WRITTEN REQUEST
Would you return all of this data exactly, leaving nothing out?

[Start DATASET RECORDS]

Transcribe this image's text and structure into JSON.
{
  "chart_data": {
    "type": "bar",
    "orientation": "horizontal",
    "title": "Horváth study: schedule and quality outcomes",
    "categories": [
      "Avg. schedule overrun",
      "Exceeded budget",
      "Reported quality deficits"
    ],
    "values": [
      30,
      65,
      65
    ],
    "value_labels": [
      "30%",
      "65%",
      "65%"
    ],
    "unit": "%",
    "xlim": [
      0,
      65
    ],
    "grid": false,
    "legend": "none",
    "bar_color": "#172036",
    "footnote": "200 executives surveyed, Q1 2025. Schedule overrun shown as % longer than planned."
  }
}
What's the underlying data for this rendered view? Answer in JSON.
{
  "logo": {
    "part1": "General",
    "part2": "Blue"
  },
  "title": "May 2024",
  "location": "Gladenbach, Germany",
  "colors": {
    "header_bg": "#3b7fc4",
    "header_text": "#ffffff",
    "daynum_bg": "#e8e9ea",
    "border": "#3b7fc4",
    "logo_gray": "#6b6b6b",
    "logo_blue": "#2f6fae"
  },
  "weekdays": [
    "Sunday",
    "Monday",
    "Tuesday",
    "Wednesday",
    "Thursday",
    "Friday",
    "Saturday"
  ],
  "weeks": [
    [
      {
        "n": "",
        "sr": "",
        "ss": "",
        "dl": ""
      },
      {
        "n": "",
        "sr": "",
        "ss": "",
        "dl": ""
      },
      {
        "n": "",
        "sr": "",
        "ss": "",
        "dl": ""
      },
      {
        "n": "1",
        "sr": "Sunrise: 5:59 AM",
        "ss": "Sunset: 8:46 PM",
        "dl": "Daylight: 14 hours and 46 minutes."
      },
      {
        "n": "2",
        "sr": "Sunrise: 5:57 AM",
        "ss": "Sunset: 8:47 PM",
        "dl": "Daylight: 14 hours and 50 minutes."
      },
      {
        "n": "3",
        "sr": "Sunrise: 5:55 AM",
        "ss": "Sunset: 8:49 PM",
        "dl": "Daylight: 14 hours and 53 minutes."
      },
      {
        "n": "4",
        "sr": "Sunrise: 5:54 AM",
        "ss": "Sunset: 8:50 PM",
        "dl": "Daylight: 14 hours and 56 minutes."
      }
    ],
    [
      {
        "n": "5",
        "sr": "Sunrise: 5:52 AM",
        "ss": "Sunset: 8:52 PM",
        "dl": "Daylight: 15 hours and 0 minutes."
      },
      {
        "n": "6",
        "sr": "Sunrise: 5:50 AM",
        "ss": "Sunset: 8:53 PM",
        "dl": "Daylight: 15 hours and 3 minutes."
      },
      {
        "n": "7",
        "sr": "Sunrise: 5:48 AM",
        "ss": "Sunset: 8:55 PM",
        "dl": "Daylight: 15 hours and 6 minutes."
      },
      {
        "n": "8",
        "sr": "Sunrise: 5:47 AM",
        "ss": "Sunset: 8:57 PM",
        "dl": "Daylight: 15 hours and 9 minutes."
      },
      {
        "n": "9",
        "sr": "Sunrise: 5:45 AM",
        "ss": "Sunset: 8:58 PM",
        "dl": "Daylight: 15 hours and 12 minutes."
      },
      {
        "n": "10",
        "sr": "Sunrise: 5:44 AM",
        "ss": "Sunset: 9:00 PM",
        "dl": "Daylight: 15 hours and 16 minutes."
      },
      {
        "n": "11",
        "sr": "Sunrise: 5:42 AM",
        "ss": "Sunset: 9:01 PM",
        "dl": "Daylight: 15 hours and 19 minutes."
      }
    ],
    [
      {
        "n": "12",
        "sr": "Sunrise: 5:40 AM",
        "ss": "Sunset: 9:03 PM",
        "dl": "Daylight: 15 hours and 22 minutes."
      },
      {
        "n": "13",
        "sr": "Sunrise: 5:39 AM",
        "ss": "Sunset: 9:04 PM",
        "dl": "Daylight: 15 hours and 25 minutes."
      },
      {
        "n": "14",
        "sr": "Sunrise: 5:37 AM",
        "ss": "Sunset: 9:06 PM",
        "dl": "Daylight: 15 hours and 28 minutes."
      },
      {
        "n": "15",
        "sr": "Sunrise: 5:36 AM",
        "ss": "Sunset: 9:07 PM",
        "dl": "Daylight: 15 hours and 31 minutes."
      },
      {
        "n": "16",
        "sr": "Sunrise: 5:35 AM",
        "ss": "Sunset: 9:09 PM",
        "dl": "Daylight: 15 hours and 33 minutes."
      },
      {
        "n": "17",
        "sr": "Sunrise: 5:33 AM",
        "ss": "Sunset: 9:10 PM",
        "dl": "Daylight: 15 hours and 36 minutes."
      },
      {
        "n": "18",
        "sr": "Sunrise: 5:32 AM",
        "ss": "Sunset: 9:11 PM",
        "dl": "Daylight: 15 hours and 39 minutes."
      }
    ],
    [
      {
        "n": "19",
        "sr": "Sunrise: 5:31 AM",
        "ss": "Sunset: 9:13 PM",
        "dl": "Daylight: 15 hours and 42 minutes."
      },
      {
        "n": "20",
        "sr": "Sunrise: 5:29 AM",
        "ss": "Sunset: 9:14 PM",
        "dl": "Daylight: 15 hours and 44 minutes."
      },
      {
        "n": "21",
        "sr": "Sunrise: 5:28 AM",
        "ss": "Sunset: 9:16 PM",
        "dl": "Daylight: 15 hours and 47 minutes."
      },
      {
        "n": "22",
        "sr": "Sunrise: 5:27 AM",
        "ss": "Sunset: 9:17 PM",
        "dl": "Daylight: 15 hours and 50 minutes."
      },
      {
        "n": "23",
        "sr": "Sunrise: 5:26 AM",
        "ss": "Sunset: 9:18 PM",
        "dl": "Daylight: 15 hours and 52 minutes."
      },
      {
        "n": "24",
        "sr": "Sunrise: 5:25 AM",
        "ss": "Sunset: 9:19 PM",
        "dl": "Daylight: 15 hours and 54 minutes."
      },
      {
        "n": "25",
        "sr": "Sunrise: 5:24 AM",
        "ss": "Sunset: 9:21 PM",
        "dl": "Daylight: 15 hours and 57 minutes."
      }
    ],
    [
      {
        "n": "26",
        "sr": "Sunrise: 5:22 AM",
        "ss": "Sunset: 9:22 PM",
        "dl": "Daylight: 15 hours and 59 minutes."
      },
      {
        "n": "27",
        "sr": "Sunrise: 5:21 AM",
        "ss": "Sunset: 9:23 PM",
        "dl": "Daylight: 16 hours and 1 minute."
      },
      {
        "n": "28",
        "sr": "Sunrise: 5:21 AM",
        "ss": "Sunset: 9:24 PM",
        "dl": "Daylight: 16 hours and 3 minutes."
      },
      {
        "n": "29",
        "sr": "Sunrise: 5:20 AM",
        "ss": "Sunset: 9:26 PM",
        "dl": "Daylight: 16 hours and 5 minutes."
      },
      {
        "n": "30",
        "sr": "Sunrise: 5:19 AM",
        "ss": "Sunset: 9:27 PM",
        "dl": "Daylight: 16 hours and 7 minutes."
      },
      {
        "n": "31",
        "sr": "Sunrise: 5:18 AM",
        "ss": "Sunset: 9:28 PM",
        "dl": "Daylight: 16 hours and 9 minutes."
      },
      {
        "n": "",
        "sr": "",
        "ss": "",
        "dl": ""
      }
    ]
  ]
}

[End DATASET RECORDS]

REPLY
Transcribe this image's text and structure into JSON.
{
  "chart_data": {
    "type": "bar",
    "orientation": "horizontal",
    "title": "Horváth study: schedule and quality outcomes",
    "categories": [
      "Avg. schedule overrun",
      "Exceeded budget",
      "Reported quality deficits"
    ],
    "values": [
      30,
      65,
      65
    ],
    "value_labels": [
      "30%",
      "65%",
      "65%"
    ],
    "unit": "%",
    "xlim": [
      0,
      65
    ],
    "grid": false,
    "legend": "none",
    "bar_color": "#172036",
    "footnote": "200 executives surveyed, Q1 2025. Schedule overrun shown as % longer than planned."
  }
}
What's the underlying data for this rendered view? Answer in JSON.
{
  "logo": {
    "part1": "General",
    "part2": "Blue"
  },
  "title": "May 2024",
  "location": "Gladenbach, Germany",
  "colors": {
    "header_bg": "#3b7fc4",
    "header_text": "#ffffff",
    "daynum_bg": "#e8e9ea",
    "border": "#3b7fc4",
    "logo_gray": "#6b6b6b",
    "logo_blue": "#2f6fae"
  },
  "weekdays": [
    "Sunday",
    "Monday",
    "Tuesday",
    "Wednesday",
    "Thursday",
    "Friday",
    "Saturday"
  ],
  "weeks": [
    [
      {
        "n": "",
        "sr": "",
        "ss": "",
        "dl": ""
      },
      {
        "n": "",
        "sr": "",
        "ss": "",
        "dl": ""
      },
      {
        "n": "",
        "sr": "",
        "ss": "",
        "dl": ""
      },
      {
        "n": "1",
        "sr": "Sunrise: 5:59 AM",
        "ss": "Sunset: 8:46 PM",
        "dl": "Daylight: 14 hours and 46 minutes."
      },
      {
        "n": "2",
        "sr": "Sunrise: 5:57 AM",
        "ss": "Sunset: 8:47 PM",
        "dl": "Daylight: 14 hours and 50 minutes."
      },
      {
        "n": "3",
        "sr": "Sunrise: 5:55 AM",
        "ss": "Sunset: 8:49 PM",
        "dl": "Daylight: 14 hours and 53 minutes."
      },
      {
        "n": "4",
        "sr": "Sunrise: 5:54 AM",
        "ss": "Sunset: 8:50 PM",
        "dl": "Daylight: 14 hours and 56 minutes."
      }
    ],
    [
      {
        "n": "5",
        "sr": "Sunrise: 5:52 AM",
        "ss": "Sunset: 8:52 PM",
        "dl": "Daylight: 15 hours and 0 minutes."
      },
      {
        "n": "6",
        "sr": "Sunrise: 5:50 AM",
        "ss": "Sunset: 8:53 PM",
        "dl": "Daylight: 15 hours and 3 minutes."
      },
      {
        "n": "7",
        "sr": "Sunrise: 5:48 AM",
        "ss": "Sunset: 8:55 PM",
        "dl": "Daylight: 15 hours and 6 minutes."
      },
      {
        "n": "8",
        "sr": "Sunrise: 5:47 AM",
        "ss": "Sunset: 8:57 PM",
        "dl": "Daylight: 15 hours and 9 minutes."
      },
      {
        "n": "9",
        "sr": "Sunrise: 5:45 AM",
        "ss": "Sunset: 8:58 PM",
        "dl": "Daylight: 15 hours and 12 minutes."
      },
      {
        "n": "10",
        "sr": "Sunrise: 5:44 AM",
        "ss": "Sunset: 9:00 PM",
        "dl": "Daylight: 15 hours and 16 minutes."
      },
      {
        "n": "11",
        "sr": "Sunrise: 5:42 AM",
        "ss": "Sunset: 9:01 PM",
        "dl": "Daylight: 15 hours and 19 minutes."
      }
    ],
    [
      {
        "n": "12",
        "sr": "Sunrise: 5:40 AM",
        "ss": "Sunset: 9:03 PM",
        "dl": "Daylight: 15 hours and 22 minutes."
      },
      {
        "n": "13",
        "sr": "Sunrise: 5:39 AM",
        "ss": "Sunset: 9:04 PM",
        "dl": "Daylight: 15 hours and 25 minutes."
      },
      {
        "n": "14",
        "sr": "Sunrise: 5:37 AM",
        "ss": "Sunset: 9:06 PM",
        "dl": "Daylight: 15 hours and 28 minutes."
      },
      {
        "n": "15",
        "sr": "Sunrise: 5:36 AM",
        "ss": "Sunset: 9:07 PM",
        "dl": "Daylight: 15 hours and 31 minutes."
      },
      {
        "n": "16",
        "sr": "Sunrise: 5:35 AM",
        "ss": "Sunset: 9:09 PM",
        "dl": "Daylight: 15 hours and 33 minutes."
      },
      {
        "n": "17",
        "sr": "Sunrise: 5:33 AM",
        "ss": "Sunset: 9:10 PM",
        "dl": "Daylight: 15 hours and 36 minutes."
      },
      {
        "n": "18",
        "sr": "Sunrise: 5:32 AM",
        "ss": "Sunset: 9:11 PM",
        "dl": "Daylight: 15 hours and 39 minutes."
      }
    ],
    [
      {
        "n": "19",
        "sr": "Sunrise: 5:31 AM",
        "ss": "Sunset: 9:13 PM",
        "dl": "Daylight: 15 hours and 42 minutes."
      },
      {
        "n": "20",
        "sr": "Sunrise: 5:29 AM",
        "ss": "Sunset: 9:14 PM",
        "dl": "Daylight: 15 hours and 44 minutes."
      },
      {
        "n": "21",
        "sr": "Sunrise: 5:28 AM",
        "ss": "Sunset: 9:16 PM",
        "dl": "Daylight: 15 hours and 47 minutes."
      },
      {
        "n": "22",
        "sr": "Sunrise: 5:27 AM",
        "ss": "Sunset: 9:17 PM",
        "dl": "Daylight: 15 hours and 50 minutes."
      },
      {
        "n": "23",
        "sr": "Sunrise: 5:26 AM",
        "ss": "Sunset: 9:18 PM",
        "dl": "Daylight: 15 hours and 52 minutes."
      },
      {
        "n": "24",
        "sr": "Sunrise: 5:25 AM",
        "ss": "Sunset: 9:19 PM",
        "dl": "Daylight: 15 hours and 54 minutes."
      },
      {
        "n": "25",
        "sr": "Sunrise: 5:24 AM",
        "ss": "Sunset: 9:21 PM",
        "dl": "Daylight: 15 hours and 57 minutes."
      }
    ],
    [
      {
        "n": "26",
        "sr": "Sunrise: 5:22 AM",
        "ss": "Sunset: 9:22 PM",
        "dl": "Daylight: 15 hours and 59 minutes."
      },
      {
        "n": "27",
        "sr": "Sunrise: 5:21 AM",
        "ss": "Sunset: 9:23 PM",
        "dl": "Daylight: 16 hours and 1 minute."
      },
      {
        "n": "28",
        "sr": "Sunrise: 5:21 AM",
        "ss": "Sunset: 9:24 PM",
        "dl": "Daylight: 16 hours and 3 minutes."
      },
      {
        "n": "29",
        "sr": "Sunrise: 5:20 AM",
        "ss": "Sunset: 9:26 PM",
        "dl": "Daylight: 16 hours and 5 minutes."
      },
      {
        "n": "30",
        "sr": "Sunrise: 5:19 AM",
        "ss": "Sunset: 9:27 PM",
        "dl": "Daylight: 16 hours and 7 minutes."
      },
      {
        "n": "31",
        "sr": "Sunrise: 5:18 AM",
        "ss": "Sunset: 9:28 PM",
        "dl": "Daylight: 16 hours and 9 minutes."
      },
      {
        "n": "",
        "sr": "",
        "ss": "",
        "dl": ""
      }
    ]
  ]
}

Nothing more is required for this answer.